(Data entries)
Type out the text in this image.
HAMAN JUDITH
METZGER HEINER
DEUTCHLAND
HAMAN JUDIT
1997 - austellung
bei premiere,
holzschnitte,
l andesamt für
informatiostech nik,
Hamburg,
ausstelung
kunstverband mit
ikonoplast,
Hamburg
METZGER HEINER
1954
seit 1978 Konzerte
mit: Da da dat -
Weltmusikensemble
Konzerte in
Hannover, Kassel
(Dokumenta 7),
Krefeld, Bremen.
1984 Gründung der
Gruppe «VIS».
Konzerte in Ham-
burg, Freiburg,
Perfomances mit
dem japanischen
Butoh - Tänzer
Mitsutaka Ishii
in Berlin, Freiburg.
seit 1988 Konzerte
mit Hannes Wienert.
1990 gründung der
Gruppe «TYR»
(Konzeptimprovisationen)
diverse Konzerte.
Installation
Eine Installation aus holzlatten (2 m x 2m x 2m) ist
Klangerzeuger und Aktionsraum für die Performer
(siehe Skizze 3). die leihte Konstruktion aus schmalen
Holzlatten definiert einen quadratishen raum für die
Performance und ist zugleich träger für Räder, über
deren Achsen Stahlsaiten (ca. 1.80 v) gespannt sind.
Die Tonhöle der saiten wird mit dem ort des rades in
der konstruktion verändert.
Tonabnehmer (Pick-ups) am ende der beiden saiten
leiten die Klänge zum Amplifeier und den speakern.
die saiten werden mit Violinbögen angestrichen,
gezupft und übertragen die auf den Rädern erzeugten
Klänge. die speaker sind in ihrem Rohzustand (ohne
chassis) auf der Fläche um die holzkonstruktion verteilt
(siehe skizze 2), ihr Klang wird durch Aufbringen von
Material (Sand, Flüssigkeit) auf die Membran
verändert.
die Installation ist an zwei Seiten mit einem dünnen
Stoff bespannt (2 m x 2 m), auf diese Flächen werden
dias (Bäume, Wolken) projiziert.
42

---

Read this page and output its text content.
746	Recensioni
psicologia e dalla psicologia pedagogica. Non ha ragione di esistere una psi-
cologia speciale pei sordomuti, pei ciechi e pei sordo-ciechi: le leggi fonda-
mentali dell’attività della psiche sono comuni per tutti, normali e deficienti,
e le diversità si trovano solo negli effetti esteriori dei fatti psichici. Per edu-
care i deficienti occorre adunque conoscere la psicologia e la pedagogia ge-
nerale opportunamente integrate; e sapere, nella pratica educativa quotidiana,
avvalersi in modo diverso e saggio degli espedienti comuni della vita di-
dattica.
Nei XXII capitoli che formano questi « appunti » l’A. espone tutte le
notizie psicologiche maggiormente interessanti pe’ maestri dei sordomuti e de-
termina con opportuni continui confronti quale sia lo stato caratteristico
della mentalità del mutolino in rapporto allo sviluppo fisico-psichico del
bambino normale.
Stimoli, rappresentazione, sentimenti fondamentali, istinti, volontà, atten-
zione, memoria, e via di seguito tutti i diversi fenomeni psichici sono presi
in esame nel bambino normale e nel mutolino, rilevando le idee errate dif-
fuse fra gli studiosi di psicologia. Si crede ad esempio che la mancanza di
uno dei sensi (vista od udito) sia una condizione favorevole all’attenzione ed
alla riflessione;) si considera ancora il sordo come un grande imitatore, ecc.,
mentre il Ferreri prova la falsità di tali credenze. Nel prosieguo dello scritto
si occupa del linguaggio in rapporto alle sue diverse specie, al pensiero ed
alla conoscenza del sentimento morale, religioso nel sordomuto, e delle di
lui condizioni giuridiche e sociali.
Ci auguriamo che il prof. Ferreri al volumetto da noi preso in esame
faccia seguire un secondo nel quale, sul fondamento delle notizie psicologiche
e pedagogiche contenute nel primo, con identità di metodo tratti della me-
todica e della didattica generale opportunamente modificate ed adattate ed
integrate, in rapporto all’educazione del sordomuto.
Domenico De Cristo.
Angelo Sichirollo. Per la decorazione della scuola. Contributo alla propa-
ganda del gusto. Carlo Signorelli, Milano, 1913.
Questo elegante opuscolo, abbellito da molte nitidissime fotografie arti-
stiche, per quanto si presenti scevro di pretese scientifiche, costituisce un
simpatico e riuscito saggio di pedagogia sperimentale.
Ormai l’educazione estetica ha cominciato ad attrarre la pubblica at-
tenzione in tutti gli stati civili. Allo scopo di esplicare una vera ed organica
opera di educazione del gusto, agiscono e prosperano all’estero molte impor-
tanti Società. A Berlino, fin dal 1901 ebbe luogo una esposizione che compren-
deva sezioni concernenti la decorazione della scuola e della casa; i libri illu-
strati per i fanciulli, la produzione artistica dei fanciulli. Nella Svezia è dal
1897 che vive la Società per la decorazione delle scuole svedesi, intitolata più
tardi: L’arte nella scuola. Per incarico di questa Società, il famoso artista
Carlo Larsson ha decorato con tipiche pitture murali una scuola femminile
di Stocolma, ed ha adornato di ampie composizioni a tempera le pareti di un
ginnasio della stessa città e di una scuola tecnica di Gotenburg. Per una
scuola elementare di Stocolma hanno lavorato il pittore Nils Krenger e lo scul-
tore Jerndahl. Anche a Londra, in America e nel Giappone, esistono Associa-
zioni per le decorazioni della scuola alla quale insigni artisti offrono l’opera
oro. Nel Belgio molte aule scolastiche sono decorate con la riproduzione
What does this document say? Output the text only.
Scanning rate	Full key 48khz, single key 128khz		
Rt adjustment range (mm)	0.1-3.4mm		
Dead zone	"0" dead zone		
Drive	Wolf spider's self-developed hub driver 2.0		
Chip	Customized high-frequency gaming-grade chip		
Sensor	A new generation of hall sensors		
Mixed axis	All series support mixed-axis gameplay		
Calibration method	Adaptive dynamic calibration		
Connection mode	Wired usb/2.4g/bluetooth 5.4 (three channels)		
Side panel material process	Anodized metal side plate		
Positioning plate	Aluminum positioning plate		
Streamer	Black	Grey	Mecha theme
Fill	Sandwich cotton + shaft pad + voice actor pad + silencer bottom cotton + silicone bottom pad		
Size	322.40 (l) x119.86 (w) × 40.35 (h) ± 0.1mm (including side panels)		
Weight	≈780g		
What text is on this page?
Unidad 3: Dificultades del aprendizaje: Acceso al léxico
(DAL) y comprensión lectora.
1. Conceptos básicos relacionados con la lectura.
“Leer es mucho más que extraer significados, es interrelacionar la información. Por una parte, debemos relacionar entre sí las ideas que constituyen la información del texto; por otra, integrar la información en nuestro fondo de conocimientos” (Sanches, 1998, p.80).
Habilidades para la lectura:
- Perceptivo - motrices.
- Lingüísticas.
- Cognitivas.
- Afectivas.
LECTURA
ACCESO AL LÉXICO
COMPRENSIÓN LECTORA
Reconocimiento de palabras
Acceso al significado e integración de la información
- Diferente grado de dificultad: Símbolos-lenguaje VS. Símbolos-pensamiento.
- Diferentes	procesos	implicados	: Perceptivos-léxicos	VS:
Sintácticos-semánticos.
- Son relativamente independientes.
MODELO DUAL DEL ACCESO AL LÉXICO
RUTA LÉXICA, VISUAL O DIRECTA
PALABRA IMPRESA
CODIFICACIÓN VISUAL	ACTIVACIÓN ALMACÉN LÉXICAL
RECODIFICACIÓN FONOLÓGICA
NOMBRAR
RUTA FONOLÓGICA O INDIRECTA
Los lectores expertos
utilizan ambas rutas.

* * *

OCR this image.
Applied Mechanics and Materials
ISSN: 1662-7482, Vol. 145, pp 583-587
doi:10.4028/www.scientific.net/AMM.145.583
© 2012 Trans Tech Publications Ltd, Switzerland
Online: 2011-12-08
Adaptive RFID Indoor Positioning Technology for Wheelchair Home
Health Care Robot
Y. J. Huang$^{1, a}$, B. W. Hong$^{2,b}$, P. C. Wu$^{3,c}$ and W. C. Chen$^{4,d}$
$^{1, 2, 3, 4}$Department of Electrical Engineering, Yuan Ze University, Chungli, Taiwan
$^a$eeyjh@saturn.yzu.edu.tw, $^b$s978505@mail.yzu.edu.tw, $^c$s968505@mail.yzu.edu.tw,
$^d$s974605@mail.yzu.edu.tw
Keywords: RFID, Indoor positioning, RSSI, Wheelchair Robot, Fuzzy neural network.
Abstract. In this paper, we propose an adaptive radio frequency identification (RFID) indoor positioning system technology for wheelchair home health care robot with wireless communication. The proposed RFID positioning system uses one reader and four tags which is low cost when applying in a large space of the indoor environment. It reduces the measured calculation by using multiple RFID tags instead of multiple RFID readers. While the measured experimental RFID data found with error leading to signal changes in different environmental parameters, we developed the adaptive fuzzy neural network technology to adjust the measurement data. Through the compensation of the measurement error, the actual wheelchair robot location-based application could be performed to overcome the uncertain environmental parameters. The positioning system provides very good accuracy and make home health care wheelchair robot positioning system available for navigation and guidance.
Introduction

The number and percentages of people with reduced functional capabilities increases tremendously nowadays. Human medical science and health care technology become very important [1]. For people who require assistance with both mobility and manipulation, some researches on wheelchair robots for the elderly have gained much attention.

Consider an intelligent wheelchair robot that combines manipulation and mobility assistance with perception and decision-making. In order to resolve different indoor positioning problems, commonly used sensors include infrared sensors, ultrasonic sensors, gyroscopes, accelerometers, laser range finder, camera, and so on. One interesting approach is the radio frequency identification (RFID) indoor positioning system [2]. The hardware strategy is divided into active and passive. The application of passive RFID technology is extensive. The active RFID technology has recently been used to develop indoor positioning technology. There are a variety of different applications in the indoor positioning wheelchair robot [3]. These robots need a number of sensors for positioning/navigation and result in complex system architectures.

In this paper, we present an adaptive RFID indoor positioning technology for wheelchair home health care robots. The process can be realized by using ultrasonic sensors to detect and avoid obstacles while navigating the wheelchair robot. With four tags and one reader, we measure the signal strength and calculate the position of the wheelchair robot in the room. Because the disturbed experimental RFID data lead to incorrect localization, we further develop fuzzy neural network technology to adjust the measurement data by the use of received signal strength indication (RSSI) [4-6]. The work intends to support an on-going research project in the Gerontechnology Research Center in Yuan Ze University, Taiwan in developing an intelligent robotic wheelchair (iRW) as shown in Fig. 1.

- _Goal_
Copy each line that contains the word "image".

- _Output_
Type out the text in this image.
OCR this image.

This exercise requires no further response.